» **Task description**
Pull each line holding the word "Veränderung" from the data.

^^^^^^^^

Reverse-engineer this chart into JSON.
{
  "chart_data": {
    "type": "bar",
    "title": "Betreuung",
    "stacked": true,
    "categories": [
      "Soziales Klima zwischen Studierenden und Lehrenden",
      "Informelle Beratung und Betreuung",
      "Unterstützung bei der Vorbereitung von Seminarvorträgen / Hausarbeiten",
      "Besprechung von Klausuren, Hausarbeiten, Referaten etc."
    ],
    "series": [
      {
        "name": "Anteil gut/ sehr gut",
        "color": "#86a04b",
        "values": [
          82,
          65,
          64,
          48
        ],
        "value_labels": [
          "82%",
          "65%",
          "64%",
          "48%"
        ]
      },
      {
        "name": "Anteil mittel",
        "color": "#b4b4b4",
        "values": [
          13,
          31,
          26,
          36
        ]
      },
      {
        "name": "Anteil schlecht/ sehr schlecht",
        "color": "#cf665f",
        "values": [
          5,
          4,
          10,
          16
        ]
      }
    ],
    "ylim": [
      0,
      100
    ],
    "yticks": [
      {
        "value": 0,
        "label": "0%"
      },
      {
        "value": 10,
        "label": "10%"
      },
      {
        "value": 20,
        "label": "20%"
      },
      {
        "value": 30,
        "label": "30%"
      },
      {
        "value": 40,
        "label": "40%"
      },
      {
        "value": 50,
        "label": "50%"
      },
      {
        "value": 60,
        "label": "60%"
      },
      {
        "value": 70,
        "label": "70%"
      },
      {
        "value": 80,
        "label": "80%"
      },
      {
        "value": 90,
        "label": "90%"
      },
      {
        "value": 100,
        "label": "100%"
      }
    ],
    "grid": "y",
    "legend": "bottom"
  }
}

^^^^^^^^

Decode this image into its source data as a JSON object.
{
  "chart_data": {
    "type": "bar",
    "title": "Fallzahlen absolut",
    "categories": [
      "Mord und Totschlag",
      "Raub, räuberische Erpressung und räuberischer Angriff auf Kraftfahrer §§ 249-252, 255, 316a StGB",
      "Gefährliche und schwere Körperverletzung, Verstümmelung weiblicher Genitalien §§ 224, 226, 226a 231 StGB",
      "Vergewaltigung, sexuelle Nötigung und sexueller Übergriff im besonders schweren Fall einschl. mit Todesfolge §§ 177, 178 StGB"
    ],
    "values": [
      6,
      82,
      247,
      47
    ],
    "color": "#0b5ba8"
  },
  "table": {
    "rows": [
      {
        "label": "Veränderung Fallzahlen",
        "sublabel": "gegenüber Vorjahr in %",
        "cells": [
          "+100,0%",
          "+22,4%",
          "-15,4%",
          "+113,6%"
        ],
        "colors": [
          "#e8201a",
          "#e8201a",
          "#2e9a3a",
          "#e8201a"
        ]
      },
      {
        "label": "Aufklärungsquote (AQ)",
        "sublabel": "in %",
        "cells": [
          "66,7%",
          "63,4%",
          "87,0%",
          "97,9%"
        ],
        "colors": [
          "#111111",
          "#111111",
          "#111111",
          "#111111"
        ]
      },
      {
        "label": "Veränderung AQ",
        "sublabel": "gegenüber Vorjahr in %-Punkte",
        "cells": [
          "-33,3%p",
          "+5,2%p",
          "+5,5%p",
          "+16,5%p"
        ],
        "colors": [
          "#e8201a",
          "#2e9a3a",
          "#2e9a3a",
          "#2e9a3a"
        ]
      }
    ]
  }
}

^^^^^^^^

» **Reply**
        "label": "Veränderung Fallzahlen",
        "label": "Veränderung AQ",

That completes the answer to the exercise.